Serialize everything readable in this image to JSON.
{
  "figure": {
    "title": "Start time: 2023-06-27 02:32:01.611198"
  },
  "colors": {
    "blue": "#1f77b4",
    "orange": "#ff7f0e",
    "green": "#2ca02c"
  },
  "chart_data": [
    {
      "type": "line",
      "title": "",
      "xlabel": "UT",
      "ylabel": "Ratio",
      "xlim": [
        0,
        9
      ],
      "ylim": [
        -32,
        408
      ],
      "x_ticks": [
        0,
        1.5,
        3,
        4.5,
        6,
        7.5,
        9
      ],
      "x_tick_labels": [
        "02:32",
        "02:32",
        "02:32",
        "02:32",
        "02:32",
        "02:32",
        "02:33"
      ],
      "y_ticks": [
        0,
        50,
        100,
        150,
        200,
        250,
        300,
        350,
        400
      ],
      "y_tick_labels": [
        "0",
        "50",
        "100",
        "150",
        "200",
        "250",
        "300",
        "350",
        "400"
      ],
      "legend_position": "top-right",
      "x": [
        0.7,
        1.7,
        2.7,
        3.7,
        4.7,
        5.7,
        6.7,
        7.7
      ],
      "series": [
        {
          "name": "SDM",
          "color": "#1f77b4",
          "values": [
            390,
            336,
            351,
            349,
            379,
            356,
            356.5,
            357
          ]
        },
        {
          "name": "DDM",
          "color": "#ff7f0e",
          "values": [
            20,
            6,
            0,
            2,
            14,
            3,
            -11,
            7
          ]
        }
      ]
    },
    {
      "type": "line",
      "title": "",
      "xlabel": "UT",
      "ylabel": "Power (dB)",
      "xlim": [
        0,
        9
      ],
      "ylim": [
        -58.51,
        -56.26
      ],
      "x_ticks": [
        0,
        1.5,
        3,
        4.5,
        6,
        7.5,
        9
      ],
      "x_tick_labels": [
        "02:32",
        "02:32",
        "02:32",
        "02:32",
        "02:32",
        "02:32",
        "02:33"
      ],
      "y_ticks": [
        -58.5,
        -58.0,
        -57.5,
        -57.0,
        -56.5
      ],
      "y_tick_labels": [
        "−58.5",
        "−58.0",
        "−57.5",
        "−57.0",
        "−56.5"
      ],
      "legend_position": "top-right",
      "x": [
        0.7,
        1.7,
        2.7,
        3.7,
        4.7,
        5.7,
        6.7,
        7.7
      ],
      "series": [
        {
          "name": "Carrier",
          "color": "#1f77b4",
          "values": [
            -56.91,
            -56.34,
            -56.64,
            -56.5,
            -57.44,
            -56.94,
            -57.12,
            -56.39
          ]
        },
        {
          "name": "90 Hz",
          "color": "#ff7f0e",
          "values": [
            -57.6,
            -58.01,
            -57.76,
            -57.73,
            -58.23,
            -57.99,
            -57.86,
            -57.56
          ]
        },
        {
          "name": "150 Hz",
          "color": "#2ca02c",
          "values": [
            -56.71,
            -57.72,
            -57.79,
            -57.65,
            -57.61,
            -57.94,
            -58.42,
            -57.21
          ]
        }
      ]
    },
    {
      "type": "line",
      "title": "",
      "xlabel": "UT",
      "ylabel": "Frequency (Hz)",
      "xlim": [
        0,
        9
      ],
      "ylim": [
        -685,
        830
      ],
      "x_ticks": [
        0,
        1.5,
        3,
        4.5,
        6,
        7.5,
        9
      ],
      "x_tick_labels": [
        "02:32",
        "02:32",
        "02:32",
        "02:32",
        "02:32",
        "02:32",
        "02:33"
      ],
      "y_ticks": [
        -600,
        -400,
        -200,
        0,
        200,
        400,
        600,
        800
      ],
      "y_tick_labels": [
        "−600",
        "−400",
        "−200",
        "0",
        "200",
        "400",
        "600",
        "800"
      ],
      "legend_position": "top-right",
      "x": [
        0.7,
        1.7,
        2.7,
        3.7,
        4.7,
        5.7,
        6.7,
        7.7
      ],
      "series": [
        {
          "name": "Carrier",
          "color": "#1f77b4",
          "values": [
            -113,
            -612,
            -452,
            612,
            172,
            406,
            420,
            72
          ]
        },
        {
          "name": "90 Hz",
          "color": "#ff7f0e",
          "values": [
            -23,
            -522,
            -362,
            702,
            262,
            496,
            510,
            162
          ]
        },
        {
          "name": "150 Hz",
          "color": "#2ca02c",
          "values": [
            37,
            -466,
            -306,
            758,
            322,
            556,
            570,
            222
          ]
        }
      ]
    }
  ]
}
• • • • • • •
→ **What the task asks**
Each line of the material above needs to be quoted exactly, please.

→ **Response to the task**
Serialize everything readable in this image to JSON.
{
  "figure": {
    "title": "Start time: 2023-06-27 02:32:01.611198"
  },
  "colors": {
    "blue": "#1f77b4",
    "orange": "#ff7f0e",
    "green": "#2ca02c"
  },
  "chart_data": [
    {
      "type": "line",
      "title": "",
      "xlabel": "UT",
      "ylabel": "Ratio",
      "xlim": [
        0,
        9
      ],
      "ylim": [
        -32,
        408
      ],
      "x_ticks": [
        0,
        1.5,
        3,
        4.5,
        6,
        7.5,
        9
      ],
      "x_tick_labels": [
        "02:32",
        "02:32",
        "02:32",
        "02:32",
        "02:32",
        "02:32",
        "02:33"
      ],
      "y_ticks": [
        0,
        50,
        100,
        150,
        200,
        250,
        300,
        350,
        400
      ],
      "y_tick_labels": [
        "0",
        "50",
        "100",
        "150",
        "200",
        "250",
        "300",
        "350",
        "400"
      ],
      "legend_position": "top-right",
      "x": [
        0.7,
        1.7,
        2.7,
        3.7,
        4.7,
        5.7,
        6.7,
        7.7
      ],
      "series": [
        {
          "name": "SDM",
          "color": "#1f77b4",
          "values": [
            390,
            336,
            351,
            349,
            379,
            356,
            356.5,
            357
          ]
        },
        {
          "name": "DDM",
          "color": "#ff7f0e",
          "values": [
            20,
            6,
            0,
            2,
            14,
            3,
            -11,
            7
          ]
        }
      ]
    },
    {
      "type": "line",
      "title": "",
      "xlabel": "UT",
      "ylabel": "Power (dB)",
      "xlim": [
        0,
        9
      ],
      "ylim": [
        -58.51,
        -56.26
      ],
      "x_ticks": [
        0,
        1.5,
        3,
        4.5,
        6,
        7.5,
        9
      ],
      "x_tick_labels": [
        "02:32",
        "02:32",
        "02:32",
        "02:32",
        "02:32",
        "02:32",
        "02:33"
      ],
      "y_ticks": [
        -58.5,
        -58.0,
        -57.5,
        -57.0,
        -56.5
      ],
      "y_tick_labels": [
        "−58.5",
        "−58.0",
        "−57.5",
        "−57.0",
        "−56.5"
      ],
      "legend_position": "top-right",
      "x": [
        0.7,
        1.7,
        2.7,
        3.7,
        4.7,
        5.7,
        6.7,
        7.7
      ],
      "series": [
        {
          "name": "Carrier",
          "color": "#1f77b4",
          "values": [
            -56.91,
            -56.34,
            -56.64,
            -56.5,
            -57.44,
            -56.94,
            -57.12,
            -56.39
          ]
        },
        {
          "name": "90 Hz",
          "color": "#ff7f0e",
          "values": [
            -57.6,
            -58.01,
            -57.76,
            -57.73,
            -58.23,
            -57.99,
            -57.86,
            -57.56
          ]
        },
        {
          "name": "150 Hz",
          "color": "#2ca02c",
          "values": [
            -56.71,
            -57.72,
            -57.79,
            -57.65,
            -57.61,
            -57.94,
            -58.42,
            -57.21
          ]
        }
      ]
    },
    {
      "type": "line",
      "title": "",
      "xlabel": "UT",
      "ylabel": "Frequency (Hz)",
      "xlim": [
        0,
        9
      ],
      "ylim": [
        -685,
        830
      ],
      "x_ticks": [
        0,
        1.5,
        3,
        4.5,
        6,
        7.5,
        9
      ],
      "x_tick_labels": [
        "02:32",
        "02:32",
        "02:32",
        "02:32",
        "02:32",
        "02:32",
        "02:33"
      ],
      "y_ticks": [
        -600,
        -400,
        -200,
        0,
        200,
        400,
        600,
        800
      ],
      "y_tick_labels": [
        "−600",
        "−400",
        "−200",
        "0",
        "200",
        "400",
        "600",
        "800"
      ],
      "legend_position": "top-right",
      "x": [
        0.7,
        1.7,
        2.7,
        3.7,
        4.7,
        5.7,
        6.7,
        7.7
      ],
      "series": [
        {
          "name": "Carrier",
          "color": "#1f77b4",
          "values": [
            -113,
            -612,
            -452,
            612,
            172,
            406,
            420,
            72
          ]
        },
        {
          "name": "90 Hz",
          "color": "#ff7f0e",
          "values": [
            -23,
            -522,
            -362,
            702,
            262,
            496,
            510,
            162
          ]
        },
        {
          "name": "150 Hz",
          "color": "#2ca02c",
          "values": [
            37,
            -466,
            -306,
            758,
            322,
            556,
            570,
            222
          ]
        }
      ]
    }
  ]
}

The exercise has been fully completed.